## What this exercise asks
A: In the serostim thread, do the following statements agree with the text? For each, answer yes or no and quote the words that decide it. (i) KRIS_B says Serono is new in their area. (ii) thoon reports having seen a legit one. (iii) El Toro Mr UK98 says the loose-powder boxes were poorly packed.
B: Write the next part of the serostim thread, starting after its last line.

-- Selected text follows --

# Anybody got any genuine sero serostim?



## KRIS_B (Apr 17, 2011)

Just wondering if anybody has got any genuine serono the reason I ask is cause I can get hold of this from my source but I'm aware of a massive amount of fakeys! So has anybody got any pics of some genuine serono or knows the differences between the fakes cause serono is new in my area and I've never layed hands on any!


----------



## thoon (Apr 4, 2010)

Not seen a legit one yet but good copy's i will say


----------



## KRIS_B (Apr 17, 2011)

thoon said:


> Not seen a legit one yet but good copy's i will say


Yea thought so . The ones I looked at yesterday had loose powder in the vial and I would assume no vacuum either didn't look very well packed either to be honest the vials were quite loose in the individual boxes whereas I would of thought they should of been kept sturdy


----------



## El Toro Mr UK98 (Nov 11, 2011)

I had 2 boxes of the loose powder ones, found out on here they were fakes but they definitely had hgh in as i could feel them working.

The packing was all very well done too.

general consensus is, loose powder = fake but probably still hgh and puck = genuine


----------



## Bensif (Aug 28, 2011)

http://www.fda.gov/Safety/MedWatch/SafetyInformation/SafetyAlertsforHumanMedicalProducts/ucm173895.htm


----------



## Baywatch (Mar 29, 2007)

-- Selected text concluded --
-- Exercise data follows --

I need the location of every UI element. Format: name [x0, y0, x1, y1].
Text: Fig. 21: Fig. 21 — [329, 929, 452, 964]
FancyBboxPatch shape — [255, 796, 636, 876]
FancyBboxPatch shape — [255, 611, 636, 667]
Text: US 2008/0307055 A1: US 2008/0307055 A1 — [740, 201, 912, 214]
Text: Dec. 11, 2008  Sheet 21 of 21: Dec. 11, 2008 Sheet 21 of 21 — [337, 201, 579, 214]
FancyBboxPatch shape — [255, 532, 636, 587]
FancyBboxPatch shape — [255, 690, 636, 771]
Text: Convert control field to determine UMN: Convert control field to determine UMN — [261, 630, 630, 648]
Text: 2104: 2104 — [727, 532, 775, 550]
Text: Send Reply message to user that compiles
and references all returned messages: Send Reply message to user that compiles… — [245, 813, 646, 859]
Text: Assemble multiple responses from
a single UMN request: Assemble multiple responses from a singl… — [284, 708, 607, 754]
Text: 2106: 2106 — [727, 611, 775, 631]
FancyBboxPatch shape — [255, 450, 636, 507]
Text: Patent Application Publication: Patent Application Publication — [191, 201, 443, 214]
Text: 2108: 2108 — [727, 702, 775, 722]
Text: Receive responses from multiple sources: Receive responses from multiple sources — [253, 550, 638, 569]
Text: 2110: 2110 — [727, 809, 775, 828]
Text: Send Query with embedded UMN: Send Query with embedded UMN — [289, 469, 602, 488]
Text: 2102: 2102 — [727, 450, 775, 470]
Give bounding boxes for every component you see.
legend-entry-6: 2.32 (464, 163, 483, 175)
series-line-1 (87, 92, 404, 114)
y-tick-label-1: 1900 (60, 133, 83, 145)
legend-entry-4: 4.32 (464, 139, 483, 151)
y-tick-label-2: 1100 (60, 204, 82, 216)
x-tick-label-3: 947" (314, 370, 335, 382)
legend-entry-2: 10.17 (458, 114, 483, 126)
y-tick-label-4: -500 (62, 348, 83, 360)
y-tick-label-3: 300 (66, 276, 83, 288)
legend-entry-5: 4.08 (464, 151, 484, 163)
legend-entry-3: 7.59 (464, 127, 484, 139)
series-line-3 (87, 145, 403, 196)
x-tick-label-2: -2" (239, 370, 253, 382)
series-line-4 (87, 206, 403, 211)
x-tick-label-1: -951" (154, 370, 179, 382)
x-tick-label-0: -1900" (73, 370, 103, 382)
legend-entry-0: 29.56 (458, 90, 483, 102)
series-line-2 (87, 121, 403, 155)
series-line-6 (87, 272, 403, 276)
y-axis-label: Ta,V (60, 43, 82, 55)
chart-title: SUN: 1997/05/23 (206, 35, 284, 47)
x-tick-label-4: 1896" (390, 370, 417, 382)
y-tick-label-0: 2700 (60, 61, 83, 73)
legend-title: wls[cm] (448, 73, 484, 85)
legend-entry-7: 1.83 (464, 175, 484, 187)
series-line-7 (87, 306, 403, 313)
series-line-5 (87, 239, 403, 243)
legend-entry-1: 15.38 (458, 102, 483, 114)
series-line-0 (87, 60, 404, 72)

-- Exercise data concluded --

## Responses by task
A:
(i) Yes: "serono is new in my area"
(ii) No: "Not seen a legit one yet"
(iii) No: "The packing was all very well done too."

B:
Loose powder = fake! Very very popular counterfeit floating around the uk at the moment!!


----------



## RockyO (Mar 28, 2012)

I had the loose powder ones too, they definitely contained gh found they worked ok, the first look of the boxes looked too good to be fake but when I seen the loose powder that rose my suspicions and then realised they were, I'd buy again tho if I couldn't get hold of anything else to tie me over!!


----------



## Clubber Lang (Nov 4, 2009)

anyones thought/views on this? Just been passed it by a mate to post up and get some feedback on etc.














































powder is alittle loose inside the vails, but then ive seen legit Hyges with loose powder and still deliver huge sides on 8iu's +


----------



## Baywatch (Mar 29, 2007)

Fake

May contain some kind of peptide or raw hgh but not a legit pharma product


----------



## Clubber Lang (Nov 4, 2009)

Baywatch said:


> Fake
> 
> May contain some kind of peptide or raw hgh but not a legit pharma product


how do you know tho? out of interest, and so i can tell the guy.

told him to jab around 8iu pre-bed for a few days and see what sides he gets.


----------



## KRIS_B (Apr 17, 2011)

Clubber Lang said:


> how do you know tho? out of interest, and so i can tell the guy.
> 
> told him to jab around 8iu pre-bed for a few days and see what sides he gets.


Mate I wonder if you could contact serono directly and give them the batch Number and get them to check it?'


----------



## Goldigger (May 28, 2011)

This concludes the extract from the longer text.